• Extract provided:
☆ ☆ ☆

When we tap our true desires, we can use them to inform our actions. If we make our business decisions only from what makes sense operationally, we might see short term gain, but we’ll soon be right back to where we started.

In my coach training, I remember our instructors saying that one of the most profound questions we can ask our clients, is always, “What do you want?”

Try it for yourself.

And when an answer bubbles up, jot it down.

Then ask yourself, “What else?”

Keep asking that until you have literally exhausted the question.

And remember not to censor the answers that come up. Your job isn’t to figure out how yet, it’s just to awaken the part of you that knows the truth.

And like the last question, I want you to identify any areas you can immediately action or add now. If you want more time off, can you actually just book a damn day off? Do you need to change the whole business to give yourself one CEO day of care and thinking a month? What can you put in place now to make things easier?

What’s a Both / And solution?  

We touched on this already with the short, actionable things you can do today to make your business better. But let’s be real – not everything can be fixed in an hour.

But that doesn’t mean you have to break everything and rebuild it either. Is a radical change needed, or can you adjust without much upheaval?

So, your next question is what is a both/and solution here? This is just another way of asking if there’s a way you can change things up and bring more of what you want into your business, without fundamentally changing the entire scope of the business.

For example, if your business is starting to feel too transactional and you’re questioning the impact you’re having in the broader community, can you add a community investment or social giving strategy into your mix? Perhaps your business invests in a relevant, community initiative as a way to deepen your impact.

Or maybe when you get really clear, the problem isn’t the business itself, but the type of clients you work with. But you’re not ready to ditch your bread and butter work, so you feel stuck. A both/and solution would be to put an offer together to attract a different type of client or simply change your marketing messaging/client filtering to better attract the right kind of clientele. As you start to work with a different type of customer, you might find that everything feels way better.

Bottom line: always ask what your both/and solution could be. It might not even be forever, but it could make the work much more enjoyable as you navigate your what’s next.

If I could have it exactly the way I wanted it, what would it look like?

This is a similar question to the one asking what you want, but I find this one helpful to get right to the core of what’s most important to me. I can list off a bunch of things I want more of, but when I ask, “if I could have it exactly the way I want” that asks me to be specific, succinct and deliberate about the form and structure of what’s needed to make me happier and more aligned.

This is a great question to journal on. Make it as detailed and colourful as you can. Assume you can build it exactly the way you want.

What will I do and when will I do it by?

Let’s get real for a second. We both know that nothing will change unless you make the commitment to actually change things. I always think of this quote by Sydney J. Harris:

“Our dilemma is that we hate change and love it at the same time; what we really want is for things to remain the same, but get better.”

Right? I know you get this. And listen, sometimes it’s just NOT the right time to fundamentally shake things up. You have to get clear about your willingness to make change and on what timeline.

You might realize that you’ve been complaining about things for a long time. It’s time to get honest about what you’re willing to do and by when to start to move your business in the direction you want.

☆ ☆ ☆

• Extracted entries:
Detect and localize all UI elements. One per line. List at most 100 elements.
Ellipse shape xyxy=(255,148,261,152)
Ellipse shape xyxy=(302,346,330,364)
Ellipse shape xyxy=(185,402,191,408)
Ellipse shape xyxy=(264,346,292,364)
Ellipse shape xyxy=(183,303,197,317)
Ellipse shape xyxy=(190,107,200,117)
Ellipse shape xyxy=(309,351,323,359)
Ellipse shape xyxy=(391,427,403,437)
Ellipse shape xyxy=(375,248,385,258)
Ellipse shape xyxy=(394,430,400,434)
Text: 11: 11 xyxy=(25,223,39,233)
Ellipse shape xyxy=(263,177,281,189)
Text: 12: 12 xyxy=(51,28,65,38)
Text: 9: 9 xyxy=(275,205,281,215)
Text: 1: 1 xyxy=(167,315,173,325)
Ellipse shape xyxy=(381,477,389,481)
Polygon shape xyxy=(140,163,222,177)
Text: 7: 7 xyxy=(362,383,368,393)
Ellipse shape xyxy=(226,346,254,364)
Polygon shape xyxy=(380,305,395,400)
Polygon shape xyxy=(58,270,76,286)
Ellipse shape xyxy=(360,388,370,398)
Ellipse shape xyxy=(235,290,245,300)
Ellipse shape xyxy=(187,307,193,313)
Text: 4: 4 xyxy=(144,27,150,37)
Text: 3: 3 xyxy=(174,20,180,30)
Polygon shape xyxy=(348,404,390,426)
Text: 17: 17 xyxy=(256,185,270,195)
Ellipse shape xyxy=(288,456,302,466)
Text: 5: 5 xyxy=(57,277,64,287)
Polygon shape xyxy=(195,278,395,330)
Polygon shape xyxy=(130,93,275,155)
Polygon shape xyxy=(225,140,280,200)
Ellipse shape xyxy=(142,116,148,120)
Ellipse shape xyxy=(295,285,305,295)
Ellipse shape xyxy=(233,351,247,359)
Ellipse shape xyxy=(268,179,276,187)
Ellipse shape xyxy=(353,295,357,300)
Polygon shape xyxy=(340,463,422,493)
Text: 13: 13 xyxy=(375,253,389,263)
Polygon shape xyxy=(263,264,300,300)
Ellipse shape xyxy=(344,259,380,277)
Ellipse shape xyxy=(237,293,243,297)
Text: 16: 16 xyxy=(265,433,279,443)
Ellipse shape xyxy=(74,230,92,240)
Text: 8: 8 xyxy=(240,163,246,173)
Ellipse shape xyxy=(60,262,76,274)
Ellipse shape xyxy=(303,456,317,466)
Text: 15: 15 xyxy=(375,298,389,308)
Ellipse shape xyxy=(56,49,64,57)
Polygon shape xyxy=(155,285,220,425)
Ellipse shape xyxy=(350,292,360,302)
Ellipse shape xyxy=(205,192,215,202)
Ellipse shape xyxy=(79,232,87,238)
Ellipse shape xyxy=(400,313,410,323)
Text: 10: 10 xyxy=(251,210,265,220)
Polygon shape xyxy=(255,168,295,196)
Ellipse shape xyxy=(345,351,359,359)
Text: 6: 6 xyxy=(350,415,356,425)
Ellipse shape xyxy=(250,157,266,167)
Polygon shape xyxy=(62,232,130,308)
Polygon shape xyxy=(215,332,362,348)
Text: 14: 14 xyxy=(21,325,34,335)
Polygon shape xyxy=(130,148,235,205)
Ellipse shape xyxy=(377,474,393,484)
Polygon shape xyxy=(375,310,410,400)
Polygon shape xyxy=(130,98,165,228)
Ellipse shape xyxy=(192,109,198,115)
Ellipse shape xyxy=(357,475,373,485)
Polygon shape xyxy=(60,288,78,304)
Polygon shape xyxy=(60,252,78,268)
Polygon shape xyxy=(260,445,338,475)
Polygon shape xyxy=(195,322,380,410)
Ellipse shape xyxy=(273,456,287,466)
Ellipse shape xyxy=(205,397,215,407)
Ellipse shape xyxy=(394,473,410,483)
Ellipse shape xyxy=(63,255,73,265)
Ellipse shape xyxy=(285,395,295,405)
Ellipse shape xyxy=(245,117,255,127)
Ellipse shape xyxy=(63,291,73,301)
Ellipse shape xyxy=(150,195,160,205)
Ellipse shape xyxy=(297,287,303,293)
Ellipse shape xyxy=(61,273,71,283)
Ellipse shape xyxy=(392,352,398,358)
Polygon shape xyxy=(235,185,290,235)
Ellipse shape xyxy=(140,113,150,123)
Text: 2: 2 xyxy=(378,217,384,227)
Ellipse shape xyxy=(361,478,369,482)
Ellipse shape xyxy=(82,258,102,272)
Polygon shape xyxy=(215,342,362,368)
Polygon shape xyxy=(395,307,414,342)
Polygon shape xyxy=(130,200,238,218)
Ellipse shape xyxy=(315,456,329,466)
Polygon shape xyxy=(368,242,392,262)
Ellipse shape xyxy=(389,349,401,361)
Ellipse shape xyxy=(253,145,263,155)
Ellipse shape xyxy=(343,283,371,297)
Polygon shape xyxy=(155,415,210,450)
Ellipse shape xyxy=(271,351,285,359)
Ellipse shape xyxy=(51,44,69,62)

☆ ☆ ☆

• Task requirements:
Please answer these questions from the passage on rethinking a business:
1. Which question did the instructors in coach training call one of the most profound to ask clients?
2. What could be added if a business starts to feel too transactional?
3. Whose quote is quoted in the section "What will I do and when will I do it by?"
The rows have nothing to do with the passage on rethinking a business.

• Answer for the task:
1. "What do you want?"
2. A community investment or social giving strategy.
3. Sydney J. Harris.